Stored items
*-*-*
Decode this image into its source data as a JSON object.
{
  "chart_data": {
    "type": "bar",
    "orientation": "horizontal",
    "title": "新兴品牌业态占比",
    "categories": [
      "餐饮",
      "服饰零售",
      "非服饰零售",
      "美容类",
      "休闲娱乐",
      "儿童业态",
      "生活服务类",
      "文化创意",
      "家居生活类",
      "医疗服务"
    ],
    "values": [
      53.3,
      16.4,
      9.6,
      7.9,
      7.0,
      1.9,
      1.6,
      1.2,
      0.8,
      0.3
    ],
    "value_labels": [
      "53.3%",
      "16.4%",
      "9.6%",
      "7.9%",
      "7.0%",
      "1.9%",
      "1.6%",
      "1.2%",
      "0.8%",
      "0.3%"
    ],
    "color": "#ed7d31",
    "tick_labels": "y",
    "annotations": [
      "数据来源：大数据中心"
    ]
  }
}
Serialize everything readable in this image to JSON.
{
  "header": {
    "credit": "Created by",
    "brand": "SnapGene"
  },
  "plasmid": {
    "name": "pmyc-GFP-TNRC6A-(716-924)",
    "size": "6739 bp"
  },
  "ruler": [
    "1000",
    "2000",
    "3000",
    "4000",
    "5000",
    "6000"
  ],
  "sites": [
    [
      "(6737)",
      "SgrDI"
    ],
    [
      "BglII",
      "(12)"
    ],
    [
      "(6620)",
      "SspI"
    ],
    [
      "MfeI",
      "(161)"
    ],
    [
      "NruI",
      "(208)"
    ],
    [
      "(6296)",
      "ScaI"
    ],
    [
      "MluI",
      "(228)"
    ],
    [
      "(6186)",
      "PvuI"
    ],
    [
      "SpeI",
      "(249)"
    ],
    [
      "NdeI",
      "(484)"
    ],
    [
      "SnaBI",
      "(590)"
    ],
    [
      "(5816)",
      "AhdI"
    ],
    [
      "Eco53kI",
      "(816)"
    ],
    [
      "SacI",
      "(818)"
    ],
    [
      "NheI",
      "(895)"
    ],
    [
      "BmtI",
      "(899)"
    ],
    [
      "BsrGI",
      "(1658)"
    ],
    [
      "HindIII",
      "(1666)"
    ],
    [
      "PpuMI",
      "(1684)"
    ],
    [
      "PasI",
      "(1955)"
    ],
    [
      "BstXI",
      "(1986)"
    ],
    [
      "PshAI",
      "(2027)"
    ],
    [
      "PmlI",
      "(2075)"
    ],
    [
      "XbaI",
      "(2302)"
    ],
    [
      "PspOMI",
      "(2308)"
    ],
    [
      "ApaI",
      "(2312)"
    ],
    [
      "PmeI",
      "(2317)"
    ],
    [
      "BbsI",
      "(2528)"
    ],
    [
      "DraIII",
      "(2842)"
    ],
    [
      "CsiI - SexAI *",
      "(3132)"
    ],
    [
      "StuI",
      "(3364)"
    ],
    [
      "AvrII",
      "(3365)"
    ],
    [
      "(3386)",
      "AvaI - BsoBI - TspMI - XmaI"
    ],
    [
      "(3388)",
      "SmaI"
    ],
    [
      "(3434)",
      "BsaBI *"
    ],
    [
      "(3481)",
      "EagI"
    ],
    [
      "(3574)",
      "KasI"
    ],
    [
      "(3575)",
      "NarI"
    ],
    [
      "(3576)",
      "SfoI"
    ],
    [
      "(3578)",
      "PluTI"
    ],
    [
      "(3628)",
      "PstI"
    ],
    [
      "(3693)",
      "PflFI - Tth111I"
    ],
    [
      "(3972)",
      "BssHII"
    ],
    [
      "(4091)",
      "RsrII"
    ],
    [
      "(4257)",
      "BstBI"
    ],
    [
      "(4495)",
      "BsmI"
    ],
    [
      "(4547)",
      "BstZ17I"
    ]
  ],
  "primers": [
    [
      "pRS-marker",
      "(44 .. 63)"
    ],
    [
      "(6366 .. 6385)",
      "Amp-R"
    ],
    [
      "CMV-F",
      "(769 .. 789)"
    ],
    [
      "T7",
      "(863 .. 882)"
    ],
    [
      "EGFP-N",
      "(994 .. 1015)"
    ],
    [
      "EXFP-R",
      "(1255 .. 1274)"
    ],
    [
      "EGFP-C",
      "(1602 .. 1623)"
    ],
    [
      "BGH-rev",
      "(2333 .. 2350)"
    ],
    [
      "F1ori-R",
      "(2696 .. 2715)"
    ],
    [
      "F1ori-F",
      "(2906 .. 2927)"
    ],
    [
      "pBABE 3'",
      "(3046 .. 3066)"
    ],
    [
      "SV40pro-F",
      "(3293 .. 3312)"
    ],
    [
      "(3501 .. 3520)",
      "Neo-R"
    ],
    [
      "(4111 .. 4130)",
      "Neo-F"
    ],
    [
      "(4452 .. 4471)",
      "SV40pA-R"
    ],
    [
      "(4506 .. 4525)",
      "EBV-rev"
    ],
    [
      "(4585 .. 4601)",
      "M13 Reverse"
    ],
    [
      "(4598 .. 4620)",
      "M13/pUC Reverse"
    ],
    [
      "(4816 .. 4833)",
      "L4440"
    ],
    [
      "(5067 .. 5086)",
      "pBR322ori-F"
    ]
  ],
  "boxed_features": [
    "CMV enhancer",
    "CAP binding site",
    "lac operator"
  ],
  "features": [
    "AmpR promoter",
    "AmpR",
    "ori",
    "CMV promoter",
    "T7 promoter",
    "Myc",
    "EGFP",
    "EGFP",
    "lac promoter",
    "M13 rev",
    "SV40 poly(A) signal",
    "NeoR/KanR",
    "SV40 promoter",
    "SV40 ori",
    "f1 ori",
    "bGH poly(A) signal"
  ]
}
*-*-*
Given problem: Output all of the data above without any alteration.

Response:
Decode this image into its source data as a JSON object.
{
  "chart_data": {
    "type": "bar",
    "orientation": "horizontal",
    "title": "新兴品牌业态占比",
    "categories": [
      "餐饮",
      "服饰零售",
      "非服饰零售",
      "美容类",
      "休闲娱乐",
      "儿童业态",
      "生活服务类",
      "文化创意",
      "家居生活类",
      "医疗服务"
    ],
    "values": [
      53.3,
      16.4,
      9.6,
      7.9,
      7.0,
      1.9,
      1.6,
      1.2,
      0.8,
      0.3
    ],
    "value_labels": [
      "53.3%",
      "16.4%",
      "9.6%",
      "7.9%",
      "7.0%",
      "1.9%",
      "1.6%",
      "1.2%",
      "0.8%",
      "0.3%"
    ],
    "color": "#ed7d31",
    "tick_labels": "y",
    "annotations": [
      "数据来源：大数据中心"
    ]
  }
}
Serialize everything readable in this image to JSON.
{
  "header": {
    "credit": "Created by",
    "brand": "SnapGene"
  },
  "plasmid": {
    "name": "pmyc-GFP-TNRC6A-(716-924)",
    "size": "6739 bp"
  },
  "ruler": [
    "1000",
    "2000",
    "3000",
    "4000",
    "5000",
    "6000"
  ],
  "sites": [
    [
      "(6737)",
      "SgrDI"
    ],
    [
      "BglII",
      "(12)"
    ],
    [
      "(6620)",
      "SspI"
    ],
    [
      "MfeI",
      "(161)"
    ],
    [
      "NruI",
      "(208)"
    ],
    [
      "(6296)",
      "ScaI"
    ],
    [
      "MluI",
      "(228)"
    ],
    [
      "(6186)",
      "PvuI"
    ],
    [
      "SpeI",
      "(249)"
    ],
    [
      "NdeI",
      "(484)"
    ],
    [
      "SnaBI",
      "(590)"
    ],
    [
      "(5816)",
      "AhdI"
    ],
    [
      "Eco53kI",
      "(816)"
    ],
    [
      "SacI",
      "(818)"
    ],
    [
      "NheI",
      "(895)"
    ],
    [
      "BmtI",
      "(899)"
    ],
    [
      "BsrGI",
      "(1658)"
    ],
    [
      "HindIII",
      "(1666)"
    ],
    [
      "PpuMI",
      "(1684)"
    ],
    [
      "PasI",
      "(1955)"
    ],
    [
      "BstXI",
      "(1986)"
    ],
    [
      "PshAI",
      "(2027)"
    ],
    [
      "PmlI",
      "(2075)"
    ],
    [
      "XbaI",
      "(2302)"
    ],
    [
      "PspOMI",
      "(2308)"
    ],
    [
      "ApaI",
      "(2312)"
    ],
    [
      "PmeI",
      "(2317)"
    ],
    [
      "BbsI",
      "(2528)"
    ],
    [
      "DraIII",
      "(2842)"
    ],
    [
      "CsiI - SexAI *",
      "(3132)"
    ],
    [
      "StuI",
      "(3364)"
    ],
    [
      "AvrII",
      "(3365)"
    ],
    [
      "(3386)",
      "AvaI - BsoBI - TspMI - XmaI"
    ],
    [
      "(3388)",
      "SmaI"
    ],
    [
      "(3434)",
      "BsaBI *"
    ],
    [
      "(3481)",
      "EagI"
    ],
    [
      "(3574)",
      "KasI"
    ],
    [
      "(3575)",
      "NarI"
    ],
    [
      "(3576)",
      "SfoI"
    ],
    [
      "(3578)",
      "PluTI"
    ],
    [
      "(3628)",
      "PstI"
    ],
    [
      "(3693)",
      "PflFI - Tth111I"
    ],
    [
      "(3972)",
      "BssHII"
    ],
    [
      "(4091)",
      "RsrII"
    ],
    [
      "(4257)",
      "BstBI"
    ],
    [
      "(4495)",
      "BsmI"
    ],
    [
      "(4547)",
      "BstZ17I"
    ]
  ],
  "primers": [
    [
      "pRS-marker",
      "(44 .. 63)"
    ],
    [
      "(6366 .. 6385)",
      "Amp-R"
    ],
    [
      "CMV-F",
      "(769 .. 789)"
    ],
    [
      "T7",
      "(863 .. 882)"
    ],
    [
      "EGFP-N",
      "(994 .. 1015)"
    ],
    [
      "EXFP-R",
      "(1255 .. 1274)"
    ],
    [
      "EGFP-C",
      "(1602 .. 1623)"
    ],
    [
      "BGH-rev",
      "(2333 .. 2350)"
    ],
    [
      "F1ori-R",
      "(2696 .. 2715)"
    ],
    [
      "F1ori-F",
      "(2906 .. 2927)"
    ],
    [
      "pBABE 3'",
      "(3046 .. 3066)"
    ],
    [
      "SV40pro-F",
      "(3293 .. 3312)"
    ],
    [
      "(3501 .. 3520)",
      "Neo-R"
    ],
    [
      "(4111 .. 4130)",
      "Neo-F"
    ],
    [
      "(4452 .. 4471)",
      "SV40pA-R"
    ],
    [
      "(4506 .. 4525)",
      "EBV-rev"
    ],
    [
      "(4585 .. 4601)",
      "M13 Reverse"
    ],
    [
      "(4598 .. 4620)",
      "M13/pUC Reverse"
    ],
    [
      "(4816 .. 4833)",
      "L4440"
    ],
    [
      "(5067 .. 5086)",
      "pBR322ori-F"
    ]
  ],
  "boxed_features": [
    "CMV enhancer",
    "CAP binding site",
    "lac operator"
  ],
  "features": [
    "AmpR promoter",
    "AmpR",
    "ori",
    "CMV promoter",
    "T7 promoter",
    "Myc",
    "EGFP",
    "EGFP",
    "lac promoter",
    "M13 rev",
    "SV40 poly(A) signal",
    "NeoR/KanR",
    "SV40 promoter",
    "SV40 ori",
    "f1 ori",
    "bGH poly(A) signal"
  ]
}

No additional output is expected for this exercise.